* **YOUR INSTRUCTIONS**: In the material below, find the line with "What data populates"; set down that line and every line after it to the end, exactly, without pictures.

* START *

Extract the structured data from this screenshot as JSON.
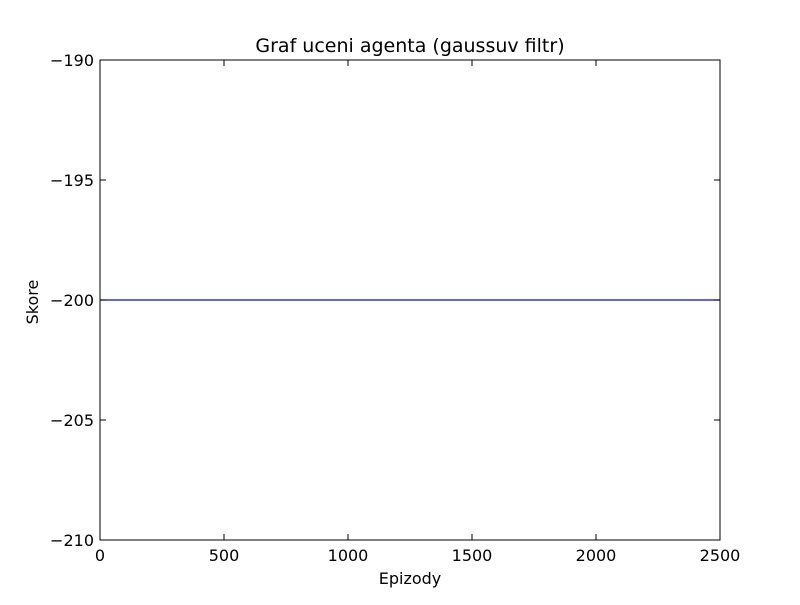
{
  "chart_data": {
    "type": "line",
    "title": "Graf uceni agenta (gaussuv filtr)",
    "xlabel": "Epizody",
    "ylabel": "Skore",
    "xlim": [
      0,
      2500
    ],
    "ylim": [
      -210,
      -190
    ],
    "x_ticks": [
      0,
      500,
      1000,
      1500,
      2000,
      2500
    ],
    "x_tick_labels": [
      "0",
      "500",
      "1000",
      "1500",
      "2000",
      "2500"
    ],
    "y_ticks": [
      -190,
      -195,
      -200,
      -205,
      -210
    ],
    "y_tick_labels": [
      "−190",
      "−195",
      "−200",
      "−205",
      "−210"
    ],
    "grid": false,
    "series": [
      {
        "color": "#0000ff",
        "x": [
          0,
          2500
        ],
        "y": [
          -200,
          -200
        ]
      }
    ]
  }
}
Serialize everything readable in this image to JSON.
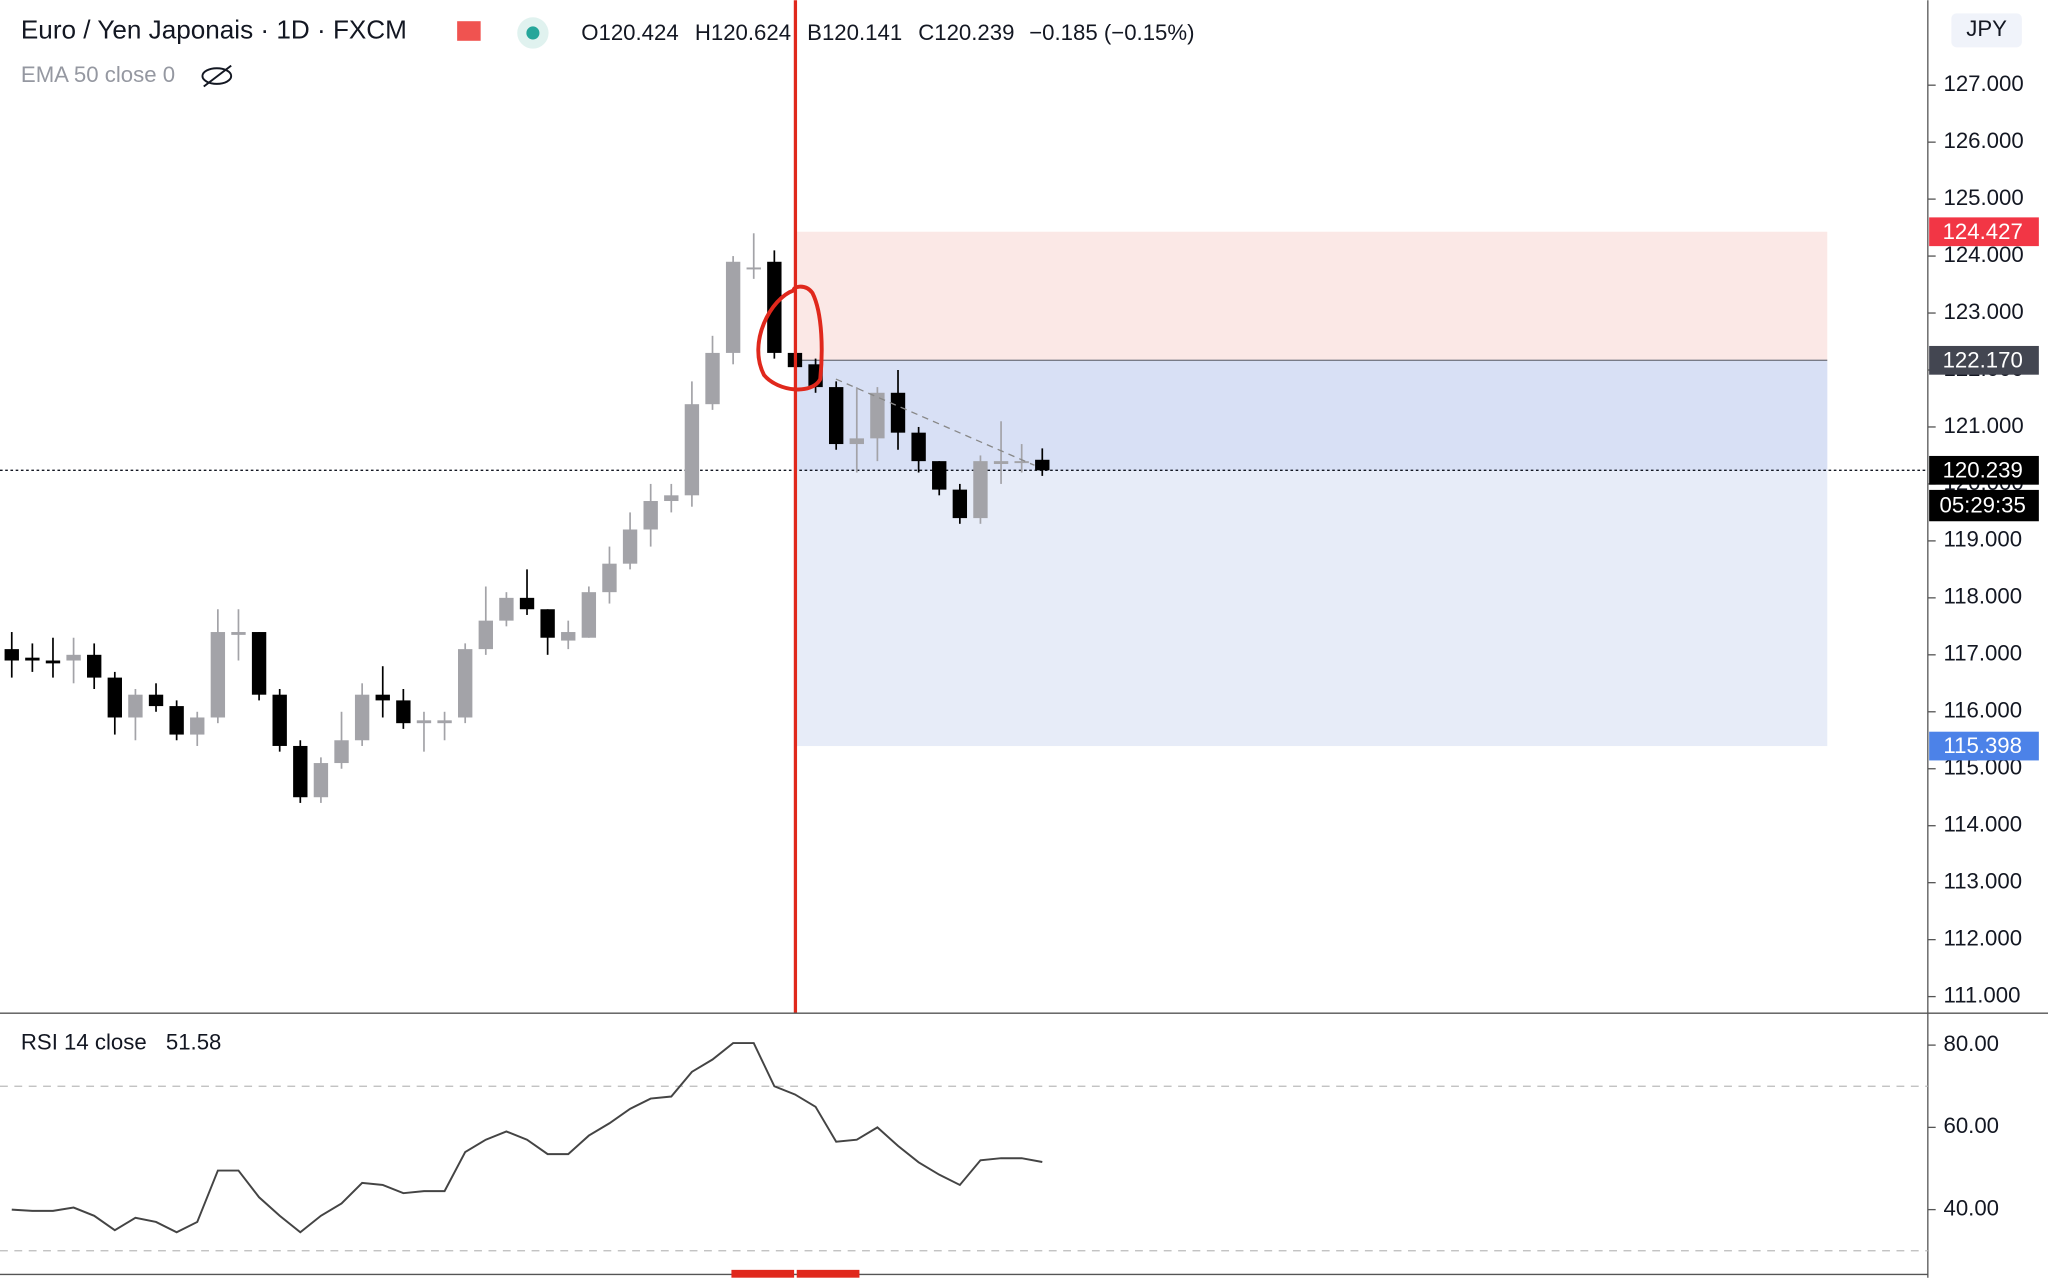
{
  "header": {
    "symbol": "Euro / Yen Japonais · 1D · FXCM",
    "open": "O120.424",
    "high": "H120.624",
    "low": "B120.141",
    "close": "C120.239",
    "change": "−0.185 (−0.15%)",
    "indicator": "EMA 50 close 0",
    "currency": "JPY"
  },
  "chart_data": [
    {
      "type": "candlestick",
      "up_color": "#a3a3a8",
      "down_color": "#000000",
      "open": [
        117.1,
        116.95,
        116.9,
        116.9,
        117.0,
        116.6,
        115.9,
        116.3,
        116.1,
        115.6,
        115.9,
        117.35,
        117.4,
        116.3,
        115.4,
        114.5,
        115.1,
        115.5,
        116.3,
        116.2,
        115.8,
        115.8,
        115.9,
        117.1,
        117.6,
        118.0,
        117.8,
        117.25,
        117.3,
        118.1,
        118.6,
        119.2,
        119.7,
        119.8,
        121.4,
        122.3,
        123.8,
        123.9,
        122.3,
        122.1,
        121.7,
        120.7,
        120.8,
        121.6,
        120.9,
        120.4,
        119.9,
        119.4,
        120.35,
        120.4,
        120.424
      ],
      "high": [
        117.4,
        117.2,
        117.3,
        117.3,
        117.2,
        116.7,
        116.4,
        116.5,
        116.2,
        116.0,
        117.8,
        117.8,
        117.4,
        116.4,
        115.5,
        115.2,
        116.0,
        116.5,
        116.8,
        116.4,
        116.0,
        116.0,
        117.2,
        118.2,
        118.1,
        118.5,
        117.8,
        117.6,
        118.2,
        118.9,
        119.5,
        120.0,
        120.0,
        121.8,
        122.6,
        124.0,
        124.4,
        124.1,
        122.5,
        122.2,
        121.8,
        121.7,
        121.7,
        122.0,
        121.0,
        120.4,
        120.0,
        120.5,
        121.1,
        120.7,
        120.624
      ],
      "low": [
        116.6,
        116.7,
        116.6,
        116.5,
        116.4,
        115.6,
        115.5,
        116.0,
        115.5,
        115.4,
        115.8,
        116.9,
        116.2,
        115.3,
        114.4,
        114.4,
        115.0,
        115.4,
        115.9,
        115.7,
        115.3,
        115.5,
        115.8,
        117.0,
        117.5,
        117.7,
        117.0,
        117.1,
        117.3,
        117.9,
        118.5,
        118.9,
        119.5,
        119.6,
        121.3,
        122.1,
        123.6,
        122.2,
        121.9,
        121.6,
        120.6,
        120.2,
        120.4,
        120.6,
        120.2,
        119.8,
        119.3,
        119.3,
        120.0,
        120.2,
        120.141
      ],
      "close": [
        116.9,
        116.9,
        116.85,
        117.0,
        116.6,
        115.9,
        116.3,
        116.1,
        115.6,
        115.9,
        117.4,
        117.4,
        116.3,
        115.4,
        114.5,
        115.1,
        115.5,
        116.3,
        116.2,
        115.8,
        115.85,
        115.85,
        117.1,
        117.6,
        118.0,
        117.8,
        117.3,
        117.4,
        118.1,
        118.6,
        119.2,
        119.7,
        119.8,
        121.4,
        122.3,
        123.9,
        123.8,
        122.3,
        122.05,
        121.7,
        120.7,
        120.8,
        121.6,
        120.9,
        120.4,
        119.9,
        119.4,
        120.4,
        120.4,
        120.4,
        120.239
      ],
      "ylim": [
        110.72,
        128.49
      ],
      "yticks": [
        {
          "value": 111,
          "label": "111.000"
        },
        {
          "value": 112,
          "label": "112.000"
        },
        {
          "value": 113,
          "label": "113.000"
        },
        {
          "value": 114,
          "label": "114.000"
        },
        {
          "value": 115,
          "label": "115.000"
        },
        {
          "value": 116,
          "label": "116.000"
        },
        {
          "value": 117,
          "label": "117.000"
        },
        {
          "value": 118,
          "label": "118.000"
        },
        {
          "value": 119,
          "label": "119.000"
        },
        {
          "value": 120,
          "label": "120.000"
        },
        {
          "value": 121,
          "label": "121.000"
        },
        {
          "value": 122,
          "label": "122.000"
        },
        {
          "value": 123,
          "label": "123.000"
        },
        {
          "value": 124,
          "label": "124.000"
        },
        {
          "value": 125,
          "label": "125.000"
        },
        {
          "value": 126,
          "label": "126.000"
        },
        {
          "value": 127,
          "label": "127.000"
        }
      ],
      "stop": {
        "value": 124.427,
        "label": "124.427"
      },
      "entry": {
        "value": 122.17,
        "label": "122.170"
      },
      "target": {
        "value": 115.398,
        "label": "115.398"
      },
      "last": {
        "value": 120.239,
        "label": "120.239"
      },
      "countdown": "05:29:35"
    },
    {
      "type": "line",
      "title": "RSI 14 close",
      "last_label": "51.58",
      "color": "#444444",
      "values": [
        40,
        39.7,
        39.7,
        40.5,
        38.5,
        35,
        38,
        37,
        34.5,
        37,
        49.5,
        49.5,
        43,
        38.5,
        34.5,
        38.5,
        41.5,
        46.5,
        46,
        44,
        44.5,
        44.5,
        54,
        57,
        59,
        57,
        53.5,
        53.5,
        58,
        61,
        64.5,
        67,
        67.5,
        73.5,
        76.5,
        80.5,
        80.5,
        70,
        68,
        65,
        56.5,
        57,
        60,
        55.5,
        51.5,
        48.5,
        46,
        52,
        52.5,
        52.5,
        51.58
      ],
      "ylim": [
        24.4,
        87.6
      ],
      "yticks": [
        {
          "value": 80,
          "label": "80.00"
        },
        {
          "value": 60,
          "label": "60.00"
        },
        {
          "value": 40,
          "label": "40.00"
        }
      ],
      "levels": [
        70,
        30
      ]
    }
  ]
}
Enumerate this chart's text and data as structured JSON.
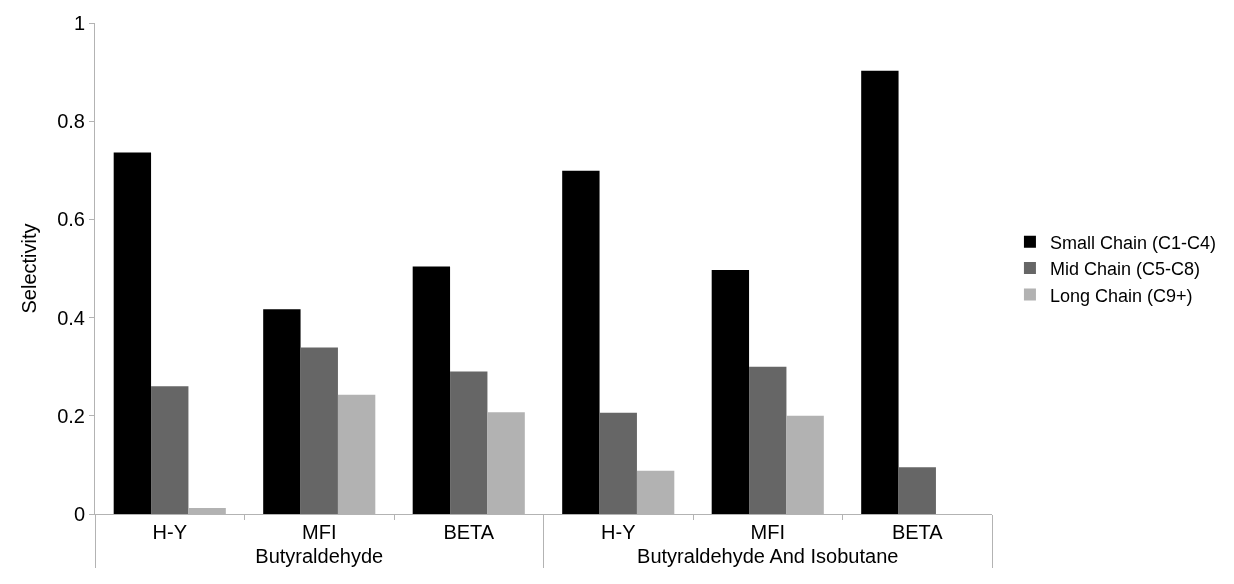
{
  "chart_data": {
    "type": "bar",
    "ylabel": "Selectivity",
    "categories": [
      "H-Y",
      "MFI",
      "BETA",
      "H-Y",
      "MFI",
      "BETA"
    ],
    "annotations": [
      "Butyraldehyde",
      "Butyraldehyde And Isobutane"
    ],
    "series": [
      {
        "name": "Small Chain (C1-C4)",
        "color": "#000000",
        "values": [
          0.736,
          0.417,
          0.504,
          0.699,
          0.497,
          0.903
        ]
      },
      {
        "name": "Mid Chain (C5-C8)",
        "color": "#666666",
        "values": [
          0.26,
          0.339,
          0.29,
          0.206,
          0.3,
          0.095
        ]
      },
      {
        "name": "Long Chain (C9+)",
        "color": "#b2b2b2",
        "values": [
          0.012,
          0.243,
          0.207,
          0.088,
          0.2,
          0
        ]
      }
    ],
    "ylim": [
      0,
      1
    ],
    "yticks": [
      0,
      0.2,
      0.4,
      0.6,
      0.8,
      1
    ],
    "grid": false,
    "legend": "right"
  }
}
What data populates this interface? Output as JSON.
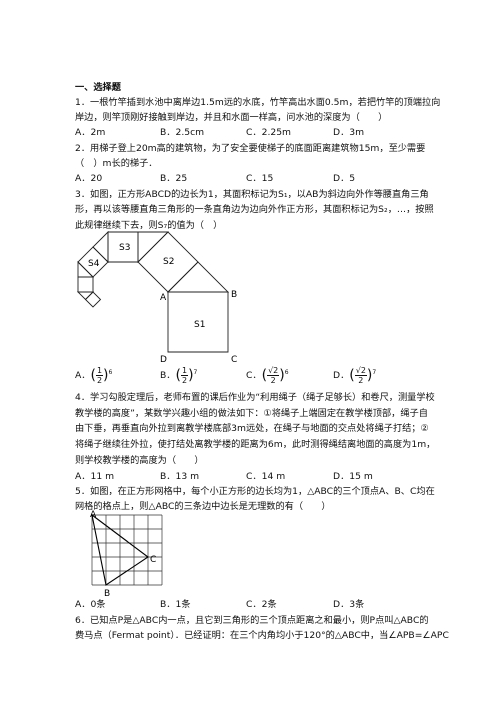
{
  "section_title": "一、选择题",
  "questions": [
    {
      "lines": [
        "1．一根竹竿插到水池中离岸边1.5m远的水底，竹竿高出水面0.5m，若把竹竿的顶端拉向",
        "岸边，则竿顶刚好接触到岸边，并且和水面一样高，问水池的深度为（　　）"
      ],
      "options": [
        "A．2m",
        "B．2.5cm",
        "C．2.25m",
        "D．3m"
      ]
    },
    {
      "lines": [
        "2．用梯子登上20m高的建筑物，为了安全要使梯子的底面距离建筑物15m，至少需要",
        "（　）m长的梯子．"
      ],
      "options": [
        "A．20",
        "B．25",
        "C．15",
        "D．5"
      ]
    },
    {
      "lines": [
        "3．如图，正方形ABCD的边长为1，其面积标记为S₁，以AB为斜边向外作等腰直角三角",
        "形，再以该等腰直角三角形的一条直角边为边向外作正方形，其面积标记为S₂，…，按照",
        "此规律继续下去，则S₇的值为（　）"
      ],
      "figure_labels": [
        "S3",
        "S2",
        "S4",
        "A",
        "B",
        "S1",
        "D",
        "C"
      ],
      "options": [
        {
          "letter": "A．",
          "num": "1",
          "den": "2",
          "exp": "6"
        },
        {
          "letter": "B．",
          "num": "1",
          "den": "2",
          "exp": "7"
        },
        {
          "letter": "C．",
          "num": "√2",
          "den": "2",
          "exp": "6"
        },
        {
          "letter": "D．",
          "num": "√2",
          "den": "2",
          "exp": "7"
        }
      ]
    },
    {
      "lines": [
        "4．学习勾股定理后，老师布置的课后作业为“利用绳子（绳子足够长）和卷尺，测量学校",
        "教学楼的高度”，某数学兴趣小组的做法如下：①将绳子上端固定在教学楼顶部，绳子自",
        "由下垂，再垂直向外拉到离教学楼底部3m远处，在绳子与地面的交点处将绳子打结；②",
        "将绳子继续往外拉，使打结处离教学楼的距离为6m，此时测得绳结离地面的高度为1m，",
        "则学校教学楼的高度为（　　）"
      ],
      "options": [
        "A．11 m",
        "B．13 m",
        "C．14 m",
        "D．15 m"
      ]
    },
    {
      "lines": [
        "5．如图，在正方形网格中，每个小正方形的边长均为1，△ABC的三个顶点A、B、C均在",
        "网格的格点上，则△ABC的三条边中边长是无理数的有（　　）"
      ],
      "figure_labels": [
        "A",
        "C",
        "B"
      ],
      "options": [
        "A．0条",
        "B．1条",
        "C．2条",
        "D．3条"
      ]
    },
    {
      "lines": [
        "6．已知点P是△ABC内一点，且它到三角形的三个顶点距离之和最小，则P点叫△ABC的",
        "费马点（Fermat point）．已经证明：在三个内角均小于120°的△ABC中，当∠APB=∠APC"
      ]
    }
  ]
}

* END *

* **TASK ANSWER**:
What data populates this interface? Output as JSON.
{
  "section_title": "一、选择题",
  "questions": [
    {
      "lines": [
        "1．一根竹竿插到水池中离岸边1.5m远的水底，竹竿高出水面0.5m，若把竹竿的顶端拉向",
        "岸边，则竿顶刚好接触到岸边，并且和水面一样高，问水池的深度为（　　）"
      ],
      "options": [
        "A．2m",
        "B．2.5cm",
        "C．2.25m",
        "D．3m"
      ]
    },
    {
      "lines": [
        "2．用梯子登上20m高的建筑物，为了安全要使梯子的底面距离建筑物15m，至少需要",
        "（　）m长的梯子．"
      ],
      "options": [
        "A．20",
        "B．25",
        "C．15",
        "D．5"
      ]
    },
    {
      "lines": [
        "3．如图，正方形ABCD的边长为1，其面积标记为S₁，以AB为斜边向外作等腰直角三角",
        "形，再以该等腰直角三角形的一条直角边为边向外作正方形，其面积标记为S₂，…，按照",
        "此规律继续下去，则S₇的值为（　）"
      ],
      "figure_labels": [
        "S3",
        "S2",
        "S4",
        "A",
        "B",
        "S1",
        "D",
        "C"
      ],
      "options": [
        {
          "letter": "A．",
          "num": "1",
          "den": "2",
          "exp": "6"
        },
        {
          "letter": "B．",
          "num": "1",
          "den": "2",
          "exp": "7"
        },
        {
          "letter": "C．",
          "num": "√2",
          "den": "2",
          "exp": "6"
        },
        {
          "letter": "D．",
          "num": "√2",
          "den": "2",
          "exp": "7"
        }
      ]
    },
    {
      "lines": [
        "4．学习勾股定理后，老师布置的课后作业为“利用绳子（绳子足够长）和卷尺，测量学校",
        "教学楼的高度”，某数学兴趣小组的做法如下：①将绳子上端固定在教学楼顶部，绳子自",
        "由下垂，再垂直向外拉到离教学楼底部3m远处，在绳子与地面的交点处将绳子打结；②",
        "将绳子继续往外拉，使打结处离教学楼的距离为6m，此时测得绳结离地面的高度为1m，",
        "则学校教学楼的高度为（　　）"
      ],
      "options": [
        "A．11 m",
        "B．13 m",
        "C．14 m",
        "D．15 m"
      ]
    },
    {
      "lines": [
        "5．如图，在正方形网格中，每个小正方形的边长均为1，△ABC的三个顶点A、B、C均在",
        "网格的格点上，则△ABC的三条边中边长是无理数的有（　　）"
      ],
      "figure_labels": [
        "A",
        "C",
        "B"
      ],
      "options": [
        "A．0条",
        "B．1条",
        "C．2条",
        "D．3条"
      ]
    },
    {
      "lines": [
        "6．已知点P是△ABC内一点，且它到三角形的三个顶点距离之和最小，则P点叫△ABC的",
        "费马点（Fermat point）．已经证明：在三个内角均小于120°的△ABC中，当∠APB=∠APC"
      ]
    }
  ]
}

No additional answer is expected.